Stored dataset items:
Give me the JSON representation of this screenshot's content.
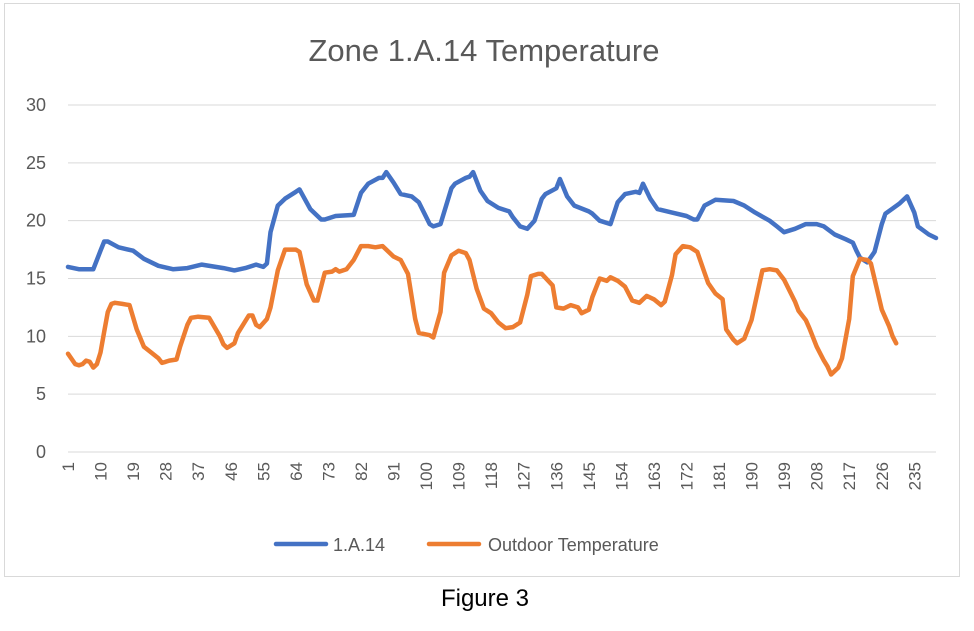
{
  "figure": {
    "caption": "Figure 3"
  },
  "chart_data": {
    "type": "line",
    "title": "Zone 1.A.14 Temperature",
    "xlabel": "",
    "ylabel": "",
    "xlim": [
      1,
      241
    ],
    "ylim": [
      0,
      30
    ],
    "y_ticks": [
      0,
      5,
      10,
      15,
      20,
      25,
      30
    ],
    "x_tick_labels": [
      "1",
      "10",
      "19",
      "28",
      "37",
      "46",
      "55",
      "64",
      "73",
      "82",
      "91",
      "100",
      "109",
      "118",
      "127",
      "136",
      "145",
      "154",
      "163",
      "172",
      "181",
      "190",
      "199",
      "208",
      "217",
      "226",
      "235"
    ],
    "grid": "horizontal",
    "legend_position": "bottom",
    "series": [
      {
        "name": "1.A.14",
        "color": "#4472c4",
        "points": [
          [
            1,
            16.0
          ],
          [
            4,
            15.8
          ],
          [
            8,
            15.8
          ],
          [
            10,
            17.4
          ],
          [
            11,
            18.2
          ],
          [
            12,
            18.2
          ],
          [
            15,
            17.7
          ],
          [
            19,
            17.4
          ],
          [
            22,
            16.7
          ],
          [
            26,
            16.1
          ],
          [
            30,
            15.8
          ],
          [
            34,
            15.9
          ],
          [
            38,
            16.2
          ],
          [
            44,
            15.9
          ],
          [
            47,
            15.7
          ],
          [
            50,
            15.9
          ],
          [
            53,
            16.2
          ],
          [
            55,
            16.0
          ],
          [
            56,
            16.3
          ],
          [
            57,
            19.0
          ],
          [
            59,
            21.3
          ],
          [
            61,
            21.9
          ],
          [
            64,
            22.5
          ],
          [
            65,
            22.7
          ],
          [
            68,
            21.0
          ],
          [
            71,
            20.1
          ],
          [
            72,
            20.1
          ],
          [
            75,
            20.4
          ],
          [
            80,
            20.5
          ],
          [
            82,
            22.4
          ],
          [
            84,
            23.2
          ],
          [
            87,
            23.7
          ],
          [
            88,
            23.7
          ],
          [
            89,
            24.2
          ],
          [
            91,
            23.3
          ],
          [
            93,
            22.3
          ],
          [
            96,
            22.1
          ],
          [
            98,
            21.6
          ],
          [
            101,
            19.7
          ],
          [
            102,
            19.5
          ],
          [
            104,
            19.7
          ],
          [
            107,
            22.8
          ],
          [
            108,
            23.2
          ],
          [
            111,
            23.7
          ],
          [
            112,
            23.8
          ],
          [
            113,
            24.2
          ],
          [
            115,
            22.6
          ],
          [
            117,
            21.7
          ],
          [
            120,
            21.1
          ],
          [
            123,
            20.8
          ],
          [
            124,
            20.3
          ],
          [
            126,
            19.5
          ],
          [
            128,
            19.3
          ],
          [
            130,
            20.0
          ],
          [
            132,
            21.9
          ],
          [
            133,
            22.3
          ],
          [
            136,
            22.8
          ],
          [
            137,
            23.6
          ],
          [
            139,
            22.1
          ],
          [
            141,
            21.3
          ],
          [
            145,
            20.8
          ],
          [
            146,
            20.6
          ],
          [
            148,
            20.0
          ],
          [
            151,
            19.7
          ],
          [
            153,
            21.6
          ],
          [
            155,
            22.3
          ],
          [
            158,
            22.5
          ],
          [
            159,
            22.4
          ],
          [
            160,
            23.2
          ],
          [
            162,
            21.9
          ],
          [
            164,
            21.0
          ],
          [
            168,
            20.7
          ],
          [
            172,
            20.4
          ],
          [
            174,
            20.1
          ],
          [
            175,
            20.1
          ],
          [
            177,
            21.3
          ],
          [
            180,
            21.8
          ],
          [
            185,
            21.7
          ],
          [
            188,
            21.3
          ],
          [
            191,
            20.7
          ],
          [
            195,
            20.0
          ],
          [
            197,
            19.5
          ],
          [
            199,
            19.0
          ],
          [
            202,
            19.3
          ],
          [
            205,
            19.7
          ],
          [
            208,
            19.7
          ],
          [
            210,
            19.5
          ],
          [
            213,
            18.8
          ],
          [
            216,
            18.4
          ],
          [
            218,
            18.1
          ],
          [
            219,
            17.4
          ],
          [
            220,
            16.8
          ],
          [
            222,
            16.4
          ],
          [
            224,
            17.3
          ],
          [
            226,
            19.7
          ],
          [
            227,
            20.6
          ],
          [
            231,
            21.5
          ],
          [
            233,
            22.1
          ],
          [
            235,
            20.7
          ],
          [
            236,
            19.5
          ],
          [
            239,
            18.8
          ],
          [
            241,
            18.5
          ]
        ]
      },
      {
        "name": "Outdoor Temperature",
        "color": "#ed7d31",
        "points": [
          [
            1,
            8.5
          ],
          [
            3,
            7.6
          ],
          [
            4,
            7.5
          ],
          [
            5,
            7.6
          ],
          [
            6,
            7.9
          ],
          [
            7,
            7.8
          ],
          [
            8,
            7.3
          ],
          [
            9,
            7.6
          ],
          [
            10,
            8.6
          ],
          [
            11,
            10.4
          ],
          [
            12,
            12.1
          ],
          [
            13,
            12.8
          ],
          [
            14,
            12.9
          ],
          [
            16,
            12.8
          ],
          [
            18,
            12.7
          ],
          [
            20,
            10.6
          ],
          [
            22,
            9.1
          ],
          [
            24,
            8.6
          ],
          [
            26,
            8.1
          ],
          [
            27,
            7.7
          ],
          [
            28,
            7.8
          ],
          [
            29,
            7.9
          ],
          [
            31,
            8.0
          ],
          [
            32,
            9.1
          ],
          [
            34,
            11.0
          ],
          [
            35,
            11.6
          ],
          [
            37,
            11.7
          ],
          [
            40,
            11.6
          ],
          [
            43,
            10.0
          ],
          [
            44,
            9.3
          ],
          [
            45,
            9.0
          ],
          [
            47,
            9.4
          ],
          [
            48,
            10.3
          ],
          [
            51,
            11.8
          ],
          [
            52,
            11.8
          ],
          [
            53,
            11.0
          ],
          [
            54,
            10.8
          ],
          [
            56,
            11.5
          ],
          [
            57,
            12.5
          ],
          [
            59,
            15.7
          ],
          [
            61,
            17.5
          ],
          [
            63,
            17.5
          ],
          [
            64,
            17.5
          ],
          [
            65,
            17.3
          ],
          [
            67,
            14.5
          ],
          [
            69,
            13.1
          ],
          [
            70,
            13.1
          ],
          [
            72,
            15.5
          ],
          [
            74,
            15.6
          ],
          [
            75,
            15.8
          ],
          [
            76,
            15.6
          ],
          [
            78,
            15.8
          ],
          [
            80,
            16.6
          ],
          [
            82,
            17.8
          ],
          [
            84,
            17.8
          ],
          [
            86,
            17.7
          ],
          [
            88,
            17.8
          ],
          [
            91,
            16.9
          ],
          [
            93,
            16.6
          ],
          [
            95,
            15.4
          ],
          [
            97,
            11.5
          ],
          [
            98,
            10.3
          ],
          [
            101,
            10.1
          ],
          [
            102,
            9.9
          ],
          [
            104,
            12.1
          ],
          [
            105,
            15.5
          ],
          [
            107,
            17.0
          ],
          [
            109,
            17.4
          ],
          [
            111,
            17.2
          ],
          [
            112,
            16.6
          ],
          [
            114,
            14.1
          ],
          [
            116,
            12.4
          ],
          [
            118,
            12.0
          ],
          [
            120,
            11.2
          ],
          [
            122,
            10.7
          ],
          [
            124,
            10.8
          ],
          [
            126,
            11.2
          ],
          [
            128,
            13.6
          ],
          [
            129,
            15.2
          ],
          [
            131,
            15.4
          ],
          [
            132,
            15.4
          ],
          [
            135,
            14.4
          ],
          [
            136,
            12.5
          ],
          [
            138,
            12.4
          ],
          [
            140,
            12.7
          ],
          [
            142,
            12.5
          ],
          [
            143,
            12.0
          ],
          [
            145,
            12.3
          ],
          [
            146,
            13.4
          ],
          [
            148,
            15.0
          ],
          [
            150,
            14.8
          ],
          [
            151,
            15.1
          ],
          [
            153,
            14.8
          ],
          [
            155,
            14.3
          ],
          [
            157,
            13.1
          ],
          [
            159,
            12.9
          ],
          [
            161,
            13.5
          ],
          [
            163,
            13.2
          ],
          [
            165,
            12.7
          ],
          [
            166,
            13.0
          ],
          [
            168,
            15.3
          ],
          [
            169,
            17.1
          ],
          [
            171,
            17.8
          ],
          [
            173,
            17.7
          ],
          [
            175,
            17.3
          ],
          [
            177,
            15.5
          ],
          [
            178,
            14.6
          ],
          [
            180,
            13.7
          ],
          [
            182,
            13.2
          ],
          [
            183,
            10.6
          ],
          [
            185,
            9.7
          ],
          [
            186,
            9.4
          ],
          [
            188,
            9.8
          ],
          [
            190,
            11.4
          ],
          [
            193,
            15.7
          ],
          [
            195,
            15.8
          ],
          [
            197,
            15.7
          ],
          [
            199,
            14.9
          ],
          [
            202,
            13.0
          ],
          [
            203,
            12.2
          ],
          [
            205,
            11.4
          ],
          [
            206,
            10.7
          ],
          [
            208,
            9.1
          ],
          [
            210,
            7.9
          ],
          [
            211,
            7.4
          ],
          [
            212,
            6.7
          ],
          [
            214,
            7.3
          ],
          [
            215,
            8.1
          ],
          [
            217,
            11.5
          ],
          [
            218,
            15.2
          ],
          [
            220,
            16.7
          ],
          [
            222,
            16.6
          ],
          [
            223,
            16.3
          ],
          [
            226,
            12.3
          ],
          [
            228,
            10.9
          ],
          [
            229,
            10.0
          ],
          [
            230,
            9.4
          ]
        ]
      }
    ]
  }
}
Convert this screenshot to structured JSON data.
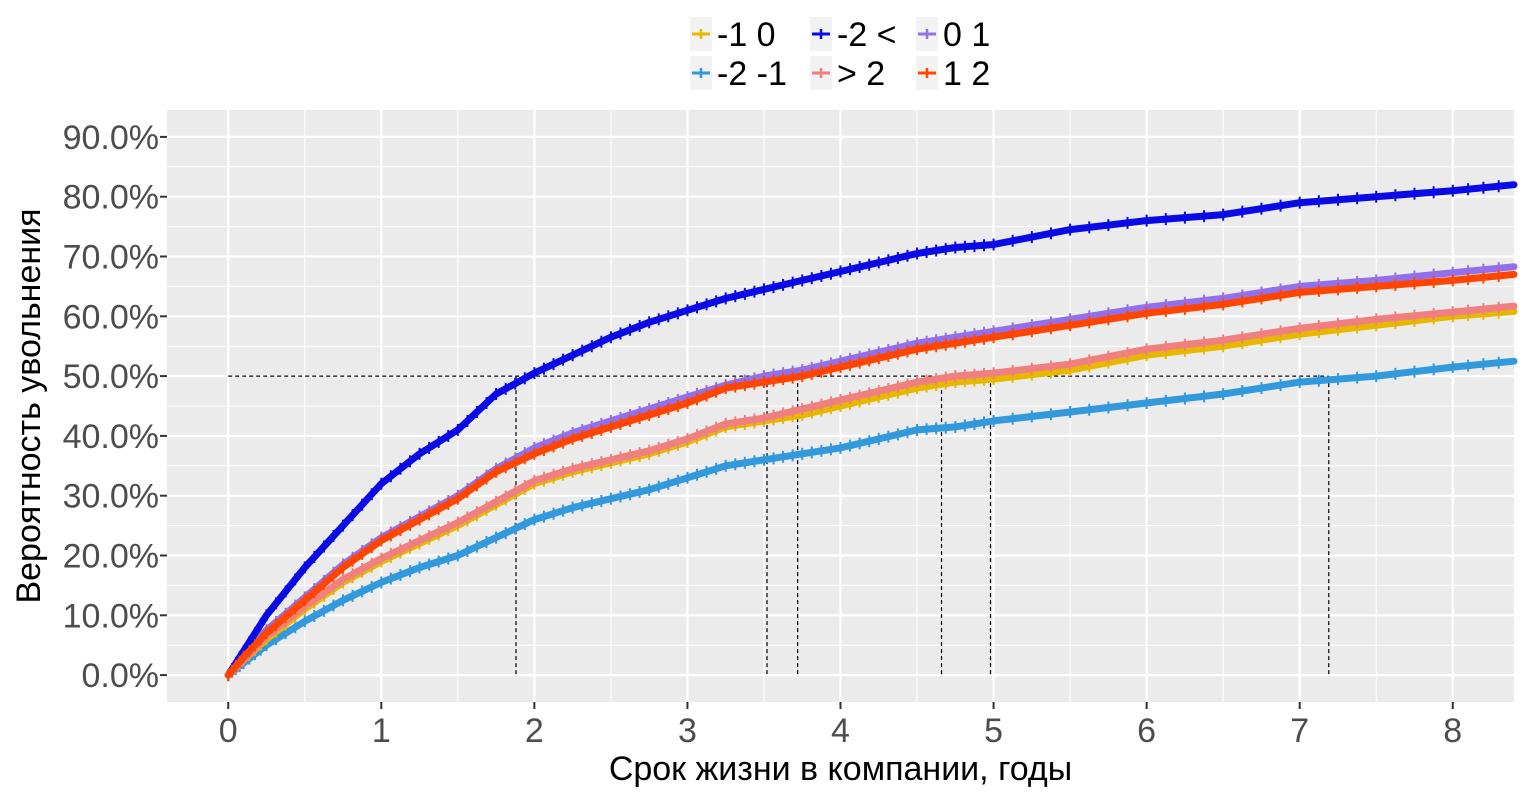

**PROBLEM**. Locate all lines in the listing above with the word "this" and copy them.

**THE RESULT**.
Give me the JSON representation of this screenshot's content.
Convert this screenshot to structured JSON data.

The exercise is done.